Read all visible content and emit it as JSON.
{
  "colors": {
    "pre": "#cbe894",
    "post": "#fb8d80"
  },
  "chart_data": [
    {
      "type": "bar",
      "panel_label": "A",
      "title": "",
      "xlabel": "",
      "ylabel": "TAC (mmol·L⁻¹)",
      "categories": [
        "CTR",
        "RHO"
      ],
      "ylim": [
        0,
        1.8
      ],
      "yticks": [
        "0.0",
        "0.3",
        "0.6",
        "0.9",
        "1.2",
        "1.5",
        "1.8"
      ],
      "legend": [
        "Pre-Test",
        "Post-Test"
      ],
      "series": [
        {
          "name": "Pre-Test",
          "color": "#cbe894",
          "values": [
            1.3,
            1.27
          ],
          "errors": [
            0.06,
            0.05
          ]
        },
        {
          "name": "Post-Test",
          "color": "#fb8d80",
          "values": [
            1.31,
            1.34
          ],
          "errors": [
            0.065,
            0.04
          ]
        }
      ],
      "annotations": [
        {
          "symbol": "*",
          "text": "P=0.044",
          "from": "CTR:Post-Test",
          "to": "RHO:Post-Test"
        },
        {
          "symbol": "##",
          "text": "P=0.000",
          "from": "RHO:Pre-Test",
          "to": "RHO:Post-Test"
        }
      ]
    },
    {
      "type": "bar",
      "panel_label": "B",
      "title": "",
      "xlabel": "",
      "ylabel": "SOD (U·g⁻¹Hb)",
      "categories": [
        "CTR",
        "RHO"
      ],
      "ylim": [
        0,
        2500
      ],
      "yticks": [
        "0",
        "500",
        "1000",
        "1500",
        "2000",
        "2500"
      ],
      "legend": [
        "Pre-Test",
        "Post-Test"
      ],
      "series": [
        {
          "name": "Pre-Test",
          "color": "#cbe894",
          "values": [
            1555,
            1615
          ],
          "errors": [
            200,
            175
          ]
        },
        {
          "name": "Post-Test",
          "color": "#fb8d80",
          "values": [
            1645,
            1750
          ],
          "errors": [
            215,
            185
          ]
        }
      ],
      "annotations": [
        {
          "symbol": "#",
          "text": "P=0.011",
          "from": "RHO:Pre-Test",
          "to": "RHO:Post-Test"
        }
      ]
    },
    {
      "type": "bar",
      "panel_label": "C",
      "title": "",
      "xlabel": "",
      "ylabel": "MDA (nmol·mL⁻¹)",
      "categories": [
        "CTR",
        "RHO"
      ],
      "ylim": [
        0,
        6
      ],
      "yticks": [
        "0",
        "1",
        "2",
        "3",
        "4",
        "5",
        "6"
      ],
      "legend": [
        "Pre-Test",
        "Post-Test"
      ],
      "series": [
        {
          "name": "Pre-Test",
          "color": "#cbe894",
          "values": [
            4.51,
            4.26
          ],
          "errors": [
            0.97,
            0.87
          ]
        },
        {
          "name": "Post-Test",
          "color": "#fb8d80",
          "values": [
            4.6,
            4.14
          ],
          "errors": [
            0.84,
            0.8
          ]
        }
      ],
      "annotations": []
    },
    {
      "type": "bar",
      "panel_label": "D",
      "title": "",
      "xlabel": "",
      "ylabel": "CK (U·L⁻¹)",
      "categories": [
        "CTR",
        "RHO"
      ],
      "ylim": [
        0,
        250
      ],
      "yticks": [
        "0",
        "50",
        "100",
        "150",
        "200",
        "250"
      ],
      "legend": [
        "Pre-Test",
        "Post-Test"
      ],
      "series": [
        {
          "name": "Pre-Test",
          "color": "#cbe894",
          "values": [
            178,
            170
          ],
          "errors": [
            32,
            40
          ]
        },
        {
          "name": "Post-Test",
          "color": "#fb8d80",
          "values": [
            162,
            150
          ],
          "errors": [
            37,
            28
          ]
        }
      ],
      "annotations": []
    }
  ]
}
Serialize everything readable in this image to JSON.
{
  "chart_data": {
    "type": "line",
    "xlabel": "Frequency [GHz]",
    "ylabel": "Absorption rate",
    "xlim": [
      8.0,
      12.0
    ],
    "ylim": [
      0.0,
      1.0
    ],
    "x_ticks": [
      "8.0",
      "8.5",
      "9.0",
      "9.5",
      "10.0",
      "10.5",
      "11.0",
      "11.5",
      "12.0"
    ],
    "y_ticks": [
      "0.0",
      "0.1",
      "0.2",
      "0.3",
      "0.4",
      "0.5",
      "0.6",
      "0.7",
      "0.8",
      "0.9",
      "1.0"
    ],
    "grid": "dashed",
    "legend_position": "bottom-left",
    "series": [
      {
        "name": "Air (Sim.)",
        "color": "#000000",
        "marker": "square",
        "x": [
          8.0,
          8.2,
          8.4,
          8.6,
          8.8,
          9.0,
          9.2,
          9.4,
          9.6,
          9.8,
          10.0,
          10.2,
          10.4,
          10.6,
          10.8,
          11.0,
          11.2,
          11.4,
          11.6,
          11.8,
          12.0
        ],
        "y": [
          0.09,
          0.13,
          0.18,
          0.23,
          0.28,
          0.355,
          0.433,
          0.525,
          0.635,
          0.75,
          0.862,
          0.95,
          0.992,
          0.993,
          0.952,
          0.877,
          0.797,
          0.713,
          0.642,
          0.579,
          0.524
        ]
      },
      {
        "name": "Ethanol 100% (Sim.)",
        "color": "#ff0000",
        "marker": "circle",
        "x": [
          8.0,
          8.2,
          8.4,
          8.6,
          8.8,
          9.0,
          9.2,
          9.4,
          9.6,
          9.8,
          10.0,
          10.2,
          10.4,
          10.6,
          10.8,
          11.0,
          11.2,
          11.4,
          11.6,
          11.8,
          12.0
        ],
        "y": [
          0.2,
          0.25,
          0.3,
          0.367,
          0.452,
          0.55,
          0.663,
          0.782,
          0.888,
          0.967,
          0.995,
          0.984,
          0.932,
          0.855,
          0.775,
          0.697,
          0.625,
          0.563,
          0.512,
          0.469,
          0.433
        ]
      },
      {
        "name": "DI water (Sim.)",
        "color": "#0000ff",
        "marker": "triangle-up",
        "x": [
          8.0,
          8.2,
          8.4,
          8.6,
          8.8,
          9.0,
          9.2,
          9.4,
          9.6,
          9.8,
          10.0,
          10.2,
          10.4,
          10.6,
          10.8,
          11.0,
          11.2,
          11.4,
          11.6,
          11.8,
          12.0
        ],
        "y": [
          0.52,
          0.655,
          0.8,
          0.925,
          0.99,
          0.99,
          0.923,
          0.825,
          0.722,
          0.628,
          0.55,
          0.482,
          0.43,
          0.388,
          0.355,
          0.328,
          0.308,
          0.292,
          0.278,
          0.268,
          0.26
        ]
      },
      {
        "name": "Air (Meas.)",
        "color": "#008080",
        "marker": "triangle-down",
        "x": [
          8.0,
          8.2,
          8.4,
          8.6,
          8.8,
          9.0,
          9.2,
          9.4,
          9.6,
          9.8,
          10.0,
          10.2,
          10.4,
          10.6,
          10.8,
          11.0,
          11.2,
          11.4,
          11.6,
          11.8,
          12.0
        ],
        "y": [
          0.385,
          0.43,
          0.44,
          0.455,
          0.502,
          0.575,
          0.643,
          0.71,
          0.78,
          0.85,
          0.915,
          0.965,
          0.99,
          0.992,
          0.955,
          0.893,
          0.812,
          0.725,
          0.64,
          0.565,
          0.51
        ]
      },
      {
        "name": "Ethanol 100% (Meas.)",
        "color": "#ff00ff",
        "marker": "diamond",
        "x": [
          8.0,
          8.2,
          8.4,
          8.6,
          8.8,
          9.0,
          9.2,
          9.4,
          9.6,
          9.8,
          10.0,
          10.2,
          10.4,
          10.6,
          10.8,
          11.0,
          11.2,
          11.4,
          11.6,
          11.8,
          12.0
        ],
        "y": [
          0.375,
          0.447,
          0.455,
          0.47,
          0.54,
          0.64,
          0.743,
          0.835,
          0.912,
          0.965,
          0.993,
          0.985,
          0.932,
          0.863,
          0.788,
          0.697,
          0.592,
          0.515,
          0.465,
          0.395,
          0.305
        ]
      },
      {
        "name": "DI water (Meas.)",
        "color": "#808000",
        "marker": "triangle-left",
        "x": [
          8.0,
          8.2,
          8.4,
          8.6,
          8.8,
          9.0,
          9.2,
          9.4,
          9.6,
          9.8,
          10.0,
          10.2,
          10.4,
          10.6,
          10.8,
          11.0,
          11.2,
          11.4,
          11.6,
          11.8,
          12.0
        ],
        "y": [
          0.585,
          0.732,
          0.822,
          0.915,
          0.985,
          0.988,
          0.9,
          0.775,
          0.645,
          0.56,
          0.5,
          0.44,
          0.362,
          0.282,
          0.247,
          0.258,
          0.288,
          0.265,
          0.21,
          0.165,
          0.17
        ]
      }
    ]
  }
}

------------------------

Identify all lines in the records above with the word "triangle".

        "marker": "triangle-up",
        "marker": "triangle-down",
        "marker": "triangle-left",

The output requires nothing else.